§ Problem to work on
Wherever the string "JSON" appears in the listing, copy that line.

§ Input material
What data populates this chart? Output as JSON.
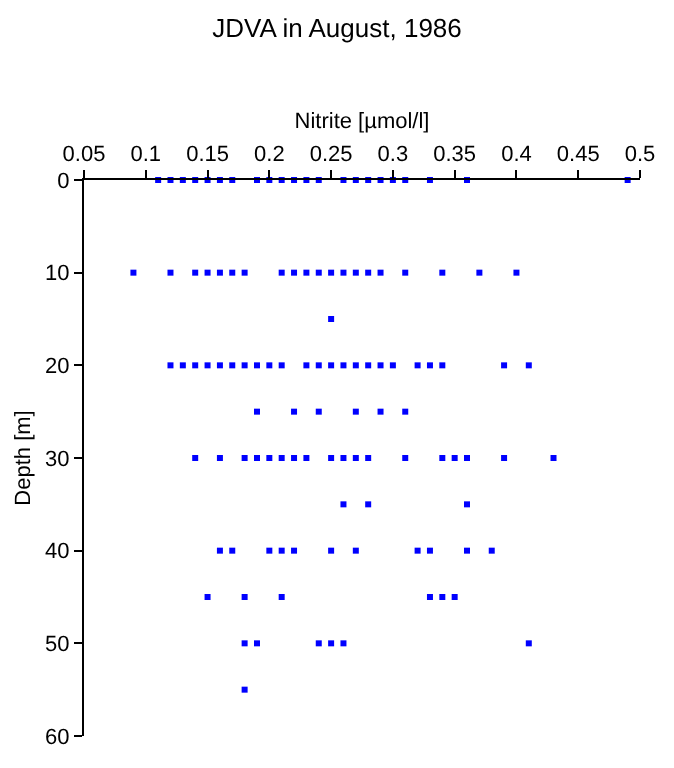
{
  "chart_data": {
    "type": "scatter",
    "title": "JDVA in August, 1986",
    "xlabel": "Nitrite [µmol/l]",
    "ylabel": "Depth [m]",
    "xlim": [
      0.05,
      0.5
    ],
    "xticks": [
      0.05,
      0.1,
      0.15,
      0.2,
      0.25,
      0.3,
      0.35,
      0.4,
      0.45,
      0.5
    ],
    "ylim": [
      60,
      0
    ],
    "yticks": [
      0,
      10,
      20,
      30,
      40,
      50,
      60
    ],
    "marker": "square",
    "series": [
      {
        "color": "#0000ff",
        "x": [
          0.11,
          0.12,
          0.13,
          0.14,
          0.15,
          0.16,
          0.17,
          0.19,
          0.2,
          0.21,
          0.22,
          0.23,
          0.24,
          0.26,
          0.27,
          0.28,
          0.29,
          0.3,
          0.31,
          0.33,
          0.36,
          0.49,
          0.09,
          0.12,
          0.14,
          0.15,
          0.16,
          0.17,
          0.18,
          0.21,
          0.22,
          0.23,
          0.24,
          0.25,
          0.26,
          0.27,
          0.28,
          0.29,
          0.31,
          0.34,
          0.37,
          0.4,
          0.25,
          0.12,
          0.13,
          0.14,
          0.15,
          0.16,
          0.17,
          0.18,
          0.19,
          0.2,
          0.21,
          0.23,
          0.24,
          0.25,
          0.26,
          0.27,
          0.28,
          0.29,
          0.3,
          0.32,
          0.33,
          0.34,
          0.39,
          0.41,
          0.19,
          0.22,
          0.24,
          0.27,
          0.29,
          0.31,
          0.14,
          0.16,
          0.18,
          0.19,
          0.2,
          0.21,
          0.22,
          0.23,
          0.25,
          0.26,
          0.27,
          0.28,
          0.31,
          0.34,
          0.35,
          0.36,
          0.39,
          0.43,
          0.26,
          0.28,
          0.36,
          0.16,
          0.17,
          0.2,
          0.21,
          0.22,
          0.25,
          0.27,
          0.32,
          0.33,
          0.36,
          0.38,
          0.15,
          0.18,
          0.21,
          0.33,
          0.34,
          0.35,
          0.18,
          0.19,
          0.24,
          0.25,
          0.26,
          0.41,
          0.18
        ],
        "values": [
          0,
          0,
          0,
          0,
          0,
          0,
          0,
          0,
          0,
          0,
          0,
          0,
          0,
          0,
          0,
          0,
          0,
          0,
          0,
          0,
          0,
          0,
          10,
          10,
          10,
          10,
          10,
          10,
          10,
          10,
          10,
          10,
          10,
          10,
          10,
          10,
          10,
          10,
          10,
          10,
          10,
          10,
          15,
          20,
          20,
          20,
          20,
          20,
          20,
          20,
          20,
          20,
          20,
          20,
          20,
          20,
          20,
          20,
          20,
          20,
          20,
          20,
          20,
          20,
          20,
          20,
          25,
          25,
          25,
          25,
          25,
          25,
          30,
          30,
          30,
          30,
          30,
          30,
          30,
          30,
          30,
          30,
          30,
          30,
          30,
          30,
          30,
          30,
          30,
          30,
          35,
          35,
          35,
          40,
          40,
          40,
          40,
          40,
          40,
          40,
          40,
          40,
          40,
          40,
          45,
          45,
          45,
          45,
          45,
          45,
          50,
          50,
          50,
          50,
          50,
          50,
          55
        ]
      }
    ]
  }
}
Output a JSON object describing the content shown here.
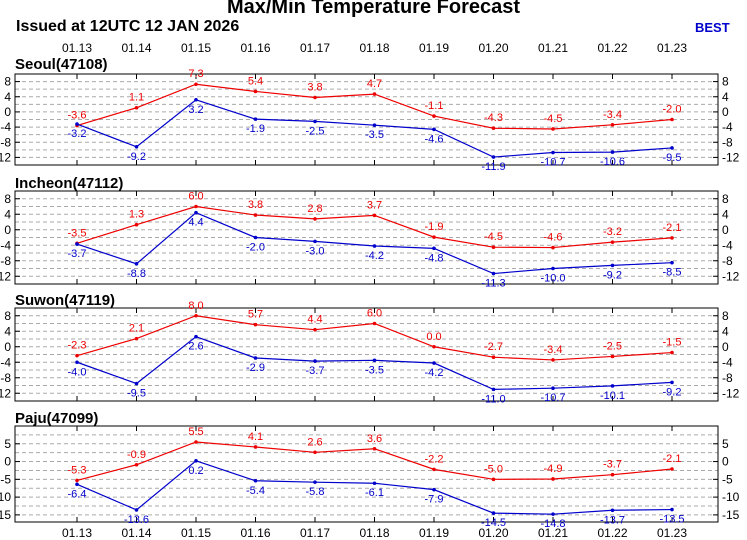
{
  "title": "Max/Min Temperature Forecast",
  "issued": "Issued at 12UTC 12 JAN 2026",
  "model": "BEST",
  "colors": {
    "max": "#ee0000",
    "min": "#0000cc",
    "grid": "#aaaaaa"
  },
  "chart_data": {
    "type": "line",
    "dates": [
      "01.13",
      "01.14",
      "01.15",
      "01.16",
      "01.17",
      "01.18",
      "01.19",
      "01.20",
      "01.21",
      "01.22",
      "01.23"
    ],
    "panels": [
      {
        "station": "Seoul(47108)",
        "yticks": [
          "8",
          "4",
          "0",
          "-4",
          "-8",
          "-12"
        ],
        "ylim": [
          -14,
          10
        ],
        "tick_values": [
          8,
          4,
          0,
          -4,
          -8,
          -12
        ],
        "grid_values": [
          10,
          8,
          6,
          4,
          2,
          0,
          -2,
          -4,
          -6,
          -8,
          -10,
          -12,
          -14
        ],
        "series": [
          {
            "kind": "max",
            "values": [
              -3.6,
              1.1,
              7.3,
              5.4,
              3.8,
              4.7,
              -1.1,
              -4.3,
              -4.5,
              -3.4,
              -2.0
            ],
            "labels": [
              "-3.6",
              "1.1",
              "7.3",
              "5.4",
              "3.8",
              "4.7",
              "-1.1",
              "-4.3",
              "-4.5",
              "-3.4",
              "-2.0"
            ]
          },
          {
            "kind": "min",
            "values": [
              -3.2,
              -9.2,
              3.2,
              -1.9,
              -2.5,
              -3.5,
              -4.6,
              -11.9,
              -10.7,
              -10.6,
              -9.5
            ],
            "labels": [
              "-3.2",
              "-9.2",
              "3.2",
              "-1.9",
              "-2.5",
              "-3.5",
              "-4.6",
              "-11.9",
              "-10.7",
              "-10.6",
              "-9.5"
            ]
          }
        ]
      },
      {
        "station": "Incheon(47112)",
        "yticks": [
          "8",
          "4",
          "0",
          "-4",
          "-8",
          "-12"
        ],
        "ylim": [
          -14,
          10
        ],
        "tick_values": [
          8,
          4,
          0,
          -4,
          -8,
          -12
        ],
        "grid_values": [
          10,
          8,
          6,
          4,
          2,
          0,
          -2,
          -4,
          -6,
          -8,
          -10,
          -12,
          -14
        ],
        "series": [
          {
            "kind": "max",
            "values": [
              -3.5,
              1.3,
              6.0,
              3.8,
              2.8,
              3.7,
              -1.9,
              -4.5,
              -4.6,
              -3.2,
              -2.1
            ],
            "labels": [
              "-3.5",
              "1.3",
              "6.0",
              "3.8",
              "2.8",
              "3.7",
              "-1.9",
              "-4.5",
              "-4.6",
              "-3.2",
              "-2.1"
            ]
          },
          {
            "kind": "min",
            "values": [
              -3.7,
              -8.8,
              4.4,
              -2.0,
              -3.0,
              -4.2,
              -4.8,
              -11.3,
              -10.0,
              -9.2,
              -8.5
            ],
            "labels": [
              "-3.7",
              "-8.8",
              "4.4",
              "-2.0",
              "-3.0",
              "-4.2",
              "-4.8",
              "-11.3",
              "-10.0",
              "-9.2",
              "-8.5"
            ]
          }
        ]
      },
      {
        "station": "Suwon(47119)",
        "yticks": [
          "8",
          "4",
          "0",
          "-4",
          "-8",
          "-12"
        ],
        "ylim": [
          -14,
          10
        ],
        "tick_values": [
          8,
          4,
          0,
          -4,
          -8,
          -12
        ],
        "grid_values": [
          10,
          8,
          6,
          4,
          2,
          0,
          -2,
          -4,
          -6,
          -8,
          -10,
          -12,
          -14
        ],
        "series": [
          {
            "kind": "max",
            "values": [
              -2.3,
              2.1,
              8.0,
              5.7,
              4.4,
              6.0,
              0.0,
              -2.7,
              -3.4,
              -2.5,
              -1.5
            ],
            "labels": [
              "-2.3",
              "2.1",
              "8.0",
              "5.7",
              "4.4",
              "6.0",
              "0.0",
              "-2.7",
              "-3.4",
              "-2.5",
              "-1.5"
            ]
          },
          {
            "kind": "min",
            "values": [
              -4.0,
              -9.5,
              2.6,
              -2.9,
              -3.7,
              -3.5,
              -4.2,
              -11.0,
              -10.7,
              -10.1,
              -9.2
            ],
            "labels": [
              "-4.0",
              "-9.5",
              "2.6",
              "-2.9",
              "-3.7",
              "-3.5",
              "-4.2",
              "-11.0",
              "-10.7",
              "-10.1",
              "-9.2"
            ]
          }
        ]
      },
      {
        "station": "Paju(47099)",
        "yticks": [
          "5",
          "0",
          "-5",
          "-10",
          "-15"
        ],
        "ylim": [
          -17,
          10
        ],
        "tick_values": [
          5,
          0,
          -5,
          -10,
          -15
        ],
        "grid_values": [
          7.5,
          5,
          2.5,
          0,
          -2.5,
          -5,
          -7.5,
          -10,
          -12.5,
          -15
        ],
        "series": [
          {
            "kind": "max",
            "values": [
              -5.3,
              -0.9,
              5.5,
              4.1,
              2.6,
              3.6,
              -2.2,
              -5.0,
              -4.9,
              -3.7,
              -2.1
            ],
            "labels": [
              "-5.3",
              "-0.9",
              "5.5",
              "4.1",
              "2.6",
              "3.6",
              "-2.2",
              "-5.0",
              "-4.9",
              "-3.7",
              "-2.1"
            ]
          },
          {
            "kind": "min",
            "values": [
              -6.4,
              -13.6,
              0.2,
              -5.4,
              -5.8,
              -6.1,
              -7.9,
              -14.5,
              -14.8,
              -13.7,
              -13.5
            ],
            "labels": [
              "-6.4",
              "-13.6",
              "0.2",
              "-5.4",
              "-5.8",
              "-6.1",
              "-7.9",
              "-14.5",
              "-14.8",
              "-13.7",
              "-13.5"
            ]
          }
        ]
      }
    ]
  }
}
...
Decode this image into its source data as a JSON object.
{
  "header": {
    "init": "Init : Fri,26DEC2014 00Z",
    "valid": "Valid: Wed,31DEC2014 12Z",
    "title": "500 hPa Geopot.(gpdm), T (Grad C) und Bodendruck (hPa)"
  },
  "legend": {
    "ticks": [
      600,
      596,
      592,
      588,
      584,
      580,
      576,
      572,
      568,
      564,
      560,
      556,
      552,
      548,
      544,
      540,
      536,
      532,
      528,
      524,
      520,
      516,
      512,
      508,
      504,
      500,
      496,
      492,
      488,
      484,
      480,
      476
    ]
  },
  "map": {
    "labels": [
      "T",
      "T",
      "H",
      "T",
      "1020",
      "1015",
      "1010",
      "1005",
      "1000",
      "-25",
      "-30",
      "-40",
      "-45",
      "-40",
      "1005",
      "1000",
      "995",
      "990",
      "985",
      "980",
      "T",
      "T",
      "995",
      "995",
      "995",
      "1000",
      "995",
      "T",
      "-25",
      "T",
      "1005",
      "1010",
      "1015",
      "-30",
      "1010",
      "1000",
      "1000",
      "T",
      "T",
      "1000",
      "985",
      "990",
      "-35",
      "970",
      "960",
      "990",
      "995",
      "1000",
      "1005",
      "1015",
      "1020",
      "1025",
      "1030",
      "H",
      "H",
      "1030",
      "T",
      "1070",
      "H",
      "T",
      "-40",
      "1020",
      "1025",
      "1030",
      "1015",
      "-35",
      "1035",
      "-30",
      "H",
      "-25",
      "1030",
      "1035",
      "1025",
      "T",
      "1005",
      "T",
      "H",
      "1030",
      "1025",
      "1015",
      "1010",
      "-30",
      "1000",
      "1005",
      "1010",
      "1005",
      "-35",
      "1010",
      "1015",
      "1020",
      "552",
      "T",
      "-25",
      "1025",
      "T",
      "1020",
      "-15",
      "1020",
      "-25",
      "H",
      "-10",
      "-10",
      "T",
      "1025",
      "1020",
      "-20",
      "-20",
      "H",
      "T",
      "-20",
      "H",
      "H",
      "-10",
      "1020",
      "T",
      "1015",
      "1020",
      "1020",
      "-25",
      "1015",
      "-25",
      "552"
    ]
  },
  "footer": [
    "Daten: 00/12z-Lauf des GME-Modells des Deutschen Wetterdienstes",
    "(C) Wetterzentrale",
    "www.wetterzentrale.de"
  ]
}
* * *
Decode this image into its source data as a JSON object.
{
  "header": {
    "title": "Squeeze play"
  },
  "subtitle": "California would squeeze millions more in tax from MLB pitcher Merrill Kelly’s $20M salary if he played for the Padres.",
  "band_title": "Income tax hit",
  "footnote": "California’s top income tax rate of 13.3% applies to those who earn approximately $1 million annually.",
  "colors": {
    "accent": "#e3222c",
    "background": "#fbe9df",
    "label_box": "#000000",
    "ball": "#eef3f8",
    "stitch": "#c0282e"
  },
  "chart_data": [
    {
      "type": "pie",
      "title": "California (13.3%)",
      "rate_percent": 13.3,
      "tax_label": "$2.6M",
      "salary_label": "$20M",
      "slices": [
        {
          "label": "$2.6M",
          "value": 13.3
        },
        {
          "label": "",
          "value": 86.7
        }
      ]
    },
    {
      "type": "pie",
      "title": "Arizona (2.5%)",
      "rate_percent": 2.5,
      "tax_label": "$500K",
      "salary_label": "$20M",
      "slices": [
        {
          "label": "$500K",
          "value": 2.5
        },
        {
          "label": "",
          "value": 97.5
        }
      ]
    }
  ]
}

§ Solution
What data populates this chart? Output as JSON.
Output a JSON object describing the content shown here.
Decode this image into its source data as a JSON object.
Decode this image into its source data as a JSON object.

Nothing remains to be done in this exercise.